» **Your goal**: Quote the entries word for word. Omit the pictures.

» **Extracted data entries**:
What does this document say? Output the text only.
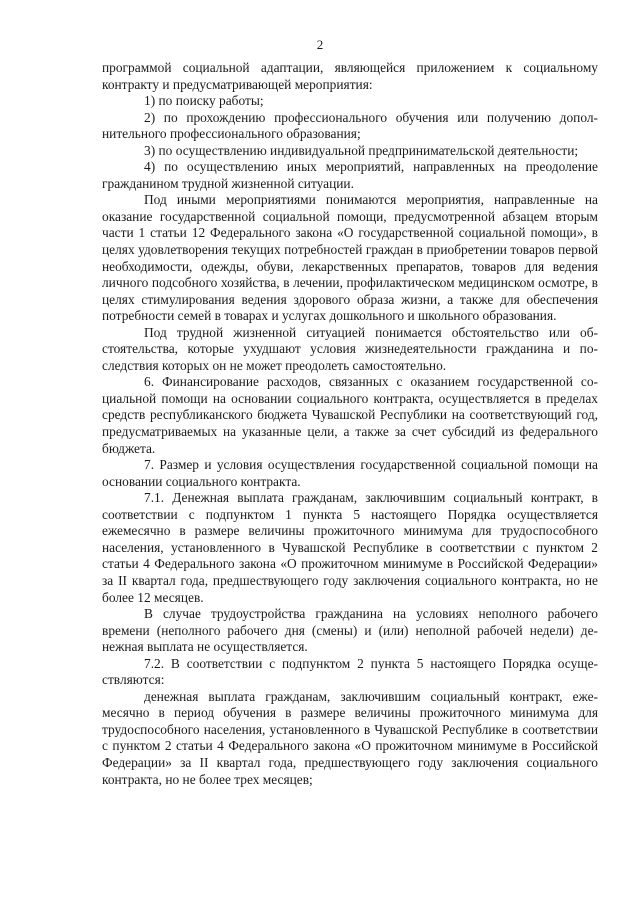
2

программой социальной адаптации, являющейся приложением к социальному контракту и предусматривающей мероприятия:

1) по поиску работы;

2) по прохождению профессионального обучения или получению дополнительного профессионального образования;

3) по осуществлению индивидуальной предпринимательской деятельности;

4) по осуществлению иных мероприятий, направленных на преодоление гражданином трудной жизненной ситуации.

Под иными мероприятиями понимаются мероприятия, направленные на оказание государственной социальной помощи, предусмотренной абзацем вторым части 1 статьи 12 Федерального закона «О государственной социальной помощи», в целях удовлетворения текущих потребностей граждан в приобретении товаров первой необходимости, одежды, обуви, лекарственных препаратов, товаров для ведения личного подсобного хозяйства, в лечении, профилактическом медицинском осмотре, в целях стимулирования ведения здорового образа жизни, а также для обеспечения потребности семей в товарах и услугах дошкольного и школьного образования.

Под трудной жизненной ситуацией понимается обстоятельство или обстоятельства, которые ухудшают условия жизнедеятельности гражданина и последствия которых он не может преодолеть самостоятельно.

6. Финансирование расходов, связанных с оказанием государственной социальной помощи на основании социального контракта, осуществляется в пределах средств республиканского бюджета Чувашской Республики на соответствующий год, предусматриваемых на указанные цели, а также за счет субсидий из федерального бюджета.

7. Размер и условия осуществления государственной социальной помощи на основании социального контракта.

7.1. Денежная выплата гражданам, заключившим социальный контракт, в соответствии с подпунктом 1 пункта 5 настоящего Порядка осуществляется ежемесячно в размере величины прожиточного минимума для трудоспособного населения, установленного в Чувашской Республике в соответствии с пунктом 2 статьи 4 Федерального закона «О прожиточном минимуме в Российской Федерации» за II квартал года, предшествующего году заключения социального контракта, но не более 12 месяцев.

В случае трудоустройства гражданина на условиях неполного рабочего времени (неполного рабочего дня (смены) и (или) неполной рабочей недели) денежная выплата не осуществляется.

7.2. В соответствии с подпунктом 2 пункта 5 настоящего Порядка осуществляются:

денежная выплата гражданам, заключившим социальный контракт, ежемесячно в период обучения в размере величины прожиточного минимума для трудоспособного населения, установленного в Чувашской Республике в соответствии с пунктом 2 статьи 4 Федерального закона «О прожиточном минимуме в Российской Федерации» за II квартал года, предшествующего году заключения социального контракта, но не более трех месяцев;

» **Output of the task**:
What does this document say? Output the text only.
2

программой социальной адаптации, являющейся приложением к социальному контракту и предусматривающей мероприятия:

1) по поиску работы;

2) по прохождению профессионального обучения или получению дополнительного профессионального образования;

3) по осуществлению индивидуальной предпринимательской деятельности;

4) по осуществлению иных мероприятий, направленных на преодоление гражданином трудной жизненной ситуации.

Под иными мероприятиями понимаются мероприятия, направленные на оказание государственной социальной помощи, предусмотренной абзацем вторым части 1 статьи 12 Федерального закона «О государственной социальной помощи», в целях удовлетворения текущих потребностей граждан в приобретении товаров первой необходимости, одежды, обуви, лекарственных препаратов, товаров для ведения личного подсобного хозяйства, в лечении, профилактическом медицинском осмотре, в целях стимулирования ведения здорового образа жизни, а также для обеспечения потребности семей в товарах и услугах дошкольного и школьного образования.

Под трудной жизненной ситуацией понимается обстоятельство или обстоятельства, которые ухудшают условия жизнедеятельности гражданина и последствия которых он не может преодолеть самостоятельно.

6. Финансирование расходов, связанных с оказанием государственной социальной помощи на основании социального контракта, осуществляется в пределах средств республиканского бюджета Чувашской Республики на соответствующий год, предусматриваемых на указанные цели, а также за счет субсидий из федерального бюджета.

7. Размер и условия осуществления государственной социальной помощи на основании социального контракта.

7.1. Денежная выплата гражданам, заключившим социальный контракт, в соответствии с подпунктом 1 пункта 5 настоящего Порядка осуществляется ежемесячно в размере величины прожиточного минимума для трудоспособного населения, установленного в Чувашской Республике в соответствии с пунктом 2 статьи 4 Федерального закона «О прожиточном минимуме в Российской Федерации» за II квартал года, предшествующего году заключения социального контракта, но не более 12 месяцев.

В случае трудоустройства гражданина на условиях неполного рабочего времени (неполного рабочего дня (смены) и (или) неполной рабочей недели) денежная выплата не осуществляется.

7.2. В соответствии с подпунктом 2 пункта 5 настоящего Порядка осуществляются:

денежная выплата гражданам, заключившим социальный контракт, ежемесячно в период обучения в размере величины прожиточного минимума для трудоспособного населения, установленного в Чувашской Республике в соответствии с пунктом 2 статьи 4 Федерального закона «О прожиточном минимуме в Российской Федерации» за II квартал года, предшествующего году заключения социального контракта, но не более трех месяцев;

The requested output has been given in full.